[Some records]
▬▬▬▬▬▬▬▬▬▬
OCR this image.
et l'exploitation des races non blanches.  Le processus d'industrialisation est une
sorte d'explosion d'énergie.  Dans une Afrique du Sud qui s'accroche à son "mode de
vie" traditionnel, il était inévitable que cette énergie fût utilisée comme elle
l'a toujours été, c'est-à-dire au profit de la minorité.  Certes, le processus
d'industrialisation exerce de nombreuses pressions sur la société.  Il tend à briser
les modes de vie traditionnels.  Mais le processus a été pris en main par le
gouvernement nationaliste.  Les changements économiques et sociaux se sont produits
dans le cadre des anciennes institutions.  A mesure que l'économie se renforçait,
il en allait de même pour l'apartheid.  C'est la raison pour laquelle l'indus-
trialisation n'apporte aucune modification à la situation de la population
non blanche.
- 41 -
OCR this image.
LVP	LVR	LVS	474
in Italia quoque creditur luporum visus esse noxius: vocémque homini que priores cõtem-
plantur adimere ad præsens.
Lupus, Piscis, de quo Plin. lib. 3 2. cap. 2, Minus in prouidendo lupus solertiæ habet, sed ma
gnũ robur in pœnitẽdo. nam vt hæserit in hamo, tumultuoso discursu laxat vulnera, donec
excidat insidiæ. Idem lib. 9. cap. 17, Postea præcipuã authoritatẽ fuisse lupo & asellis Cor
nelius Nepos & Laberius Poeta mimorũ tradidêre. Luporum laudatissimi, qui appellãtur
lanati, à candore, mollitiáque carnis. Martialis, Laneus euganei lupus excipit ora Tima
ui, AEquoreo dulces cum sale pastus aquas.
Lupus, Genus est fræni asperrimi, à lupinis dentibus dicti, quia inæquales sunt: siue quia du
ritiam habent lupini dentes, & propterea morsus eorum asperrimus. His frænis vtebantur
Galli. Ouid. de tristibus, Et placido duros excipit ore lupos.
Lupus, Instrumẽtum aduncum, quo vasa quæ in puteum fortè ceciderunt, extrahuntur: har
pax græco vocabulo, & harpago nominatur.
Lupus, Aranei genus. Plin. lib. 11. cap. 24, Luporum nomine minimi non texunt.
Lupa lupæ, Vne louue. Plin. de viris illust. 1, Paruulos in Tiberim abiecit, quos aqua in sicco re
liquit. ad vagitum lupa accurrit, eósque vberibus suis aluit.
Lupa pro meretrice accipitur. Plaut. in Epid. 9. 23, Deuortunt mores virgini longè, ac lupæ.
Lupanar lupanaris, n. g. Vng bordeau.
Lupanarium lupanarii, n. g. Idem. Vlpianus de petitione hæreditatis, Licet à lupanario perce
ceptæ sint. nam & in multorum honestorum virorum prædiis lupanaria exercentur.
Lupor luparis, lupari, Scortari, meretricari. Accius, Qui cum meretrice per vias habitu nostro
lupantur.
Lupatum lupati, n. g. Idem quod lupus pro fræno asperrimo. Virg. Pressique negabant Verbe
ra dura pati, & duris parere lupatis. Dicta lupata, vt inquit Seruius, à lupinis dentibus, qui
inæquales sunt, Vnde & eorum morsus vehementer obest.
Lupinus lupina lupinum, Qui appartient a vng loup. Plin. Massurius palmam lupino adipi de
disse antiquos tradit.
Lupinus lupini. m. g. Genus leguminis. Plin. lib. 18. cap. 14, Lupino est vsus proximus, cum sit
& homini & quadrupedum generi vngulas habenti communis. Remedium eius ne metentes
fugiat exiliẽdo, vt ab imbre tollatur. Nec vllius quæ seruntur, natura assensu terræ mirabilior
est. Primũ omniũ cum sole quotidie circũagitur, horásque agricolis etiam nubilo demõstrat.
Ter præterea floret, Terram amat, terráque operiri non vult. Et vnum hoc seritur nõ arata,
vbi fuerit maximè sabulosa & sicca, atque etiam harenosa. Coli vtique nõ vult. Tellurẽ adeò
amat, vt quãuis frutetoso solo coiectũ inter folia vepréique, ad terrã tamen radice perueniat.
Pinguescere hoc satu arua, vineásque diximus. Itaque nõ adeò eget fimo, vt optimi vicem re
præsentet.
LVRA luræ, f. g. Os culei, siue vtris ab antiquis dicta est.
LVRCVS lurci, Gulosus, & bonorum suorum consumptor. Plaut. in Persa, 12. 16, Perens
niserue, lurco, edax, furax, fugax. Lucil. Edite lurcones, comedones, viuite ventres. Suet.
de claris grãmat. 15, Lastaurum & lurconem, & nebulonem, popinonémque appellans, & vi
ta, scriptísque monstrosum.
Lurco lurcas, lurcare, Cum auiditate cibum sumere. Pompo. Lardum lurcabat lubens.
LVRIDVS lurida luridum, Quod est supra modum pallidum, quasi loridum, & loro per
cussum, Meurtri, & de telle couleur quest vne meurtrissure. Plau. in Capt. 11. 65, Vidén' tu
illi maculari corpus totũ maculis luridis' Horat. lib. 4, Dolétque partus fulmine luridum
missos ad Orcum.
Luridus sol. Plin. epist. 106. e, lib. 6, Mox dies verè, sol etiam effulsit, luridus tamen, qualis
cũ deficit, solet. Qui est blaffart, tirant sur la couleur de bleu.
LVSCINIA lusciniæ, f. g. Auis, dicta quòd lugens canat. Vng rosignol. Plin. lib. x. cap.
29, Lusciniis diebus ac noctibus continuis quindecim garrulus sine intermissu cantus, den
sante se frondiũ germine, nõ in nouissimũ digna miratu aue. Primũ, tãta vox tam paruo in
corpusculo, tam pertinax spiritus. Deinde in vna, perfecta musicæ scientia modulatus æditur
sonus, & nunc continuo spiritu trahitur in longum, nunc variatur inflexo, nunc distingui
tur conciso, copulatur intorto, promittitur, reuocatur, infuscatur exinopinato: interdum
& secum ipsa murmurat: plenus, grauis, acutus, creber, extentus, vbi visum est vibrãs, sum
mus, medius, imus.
▬▬▬▬▬▬▬▬▬▬
» What the task requires
Each line in the listing above either holds the string "adeò" or does not; state how many do, giving the number only.

» Solution below
2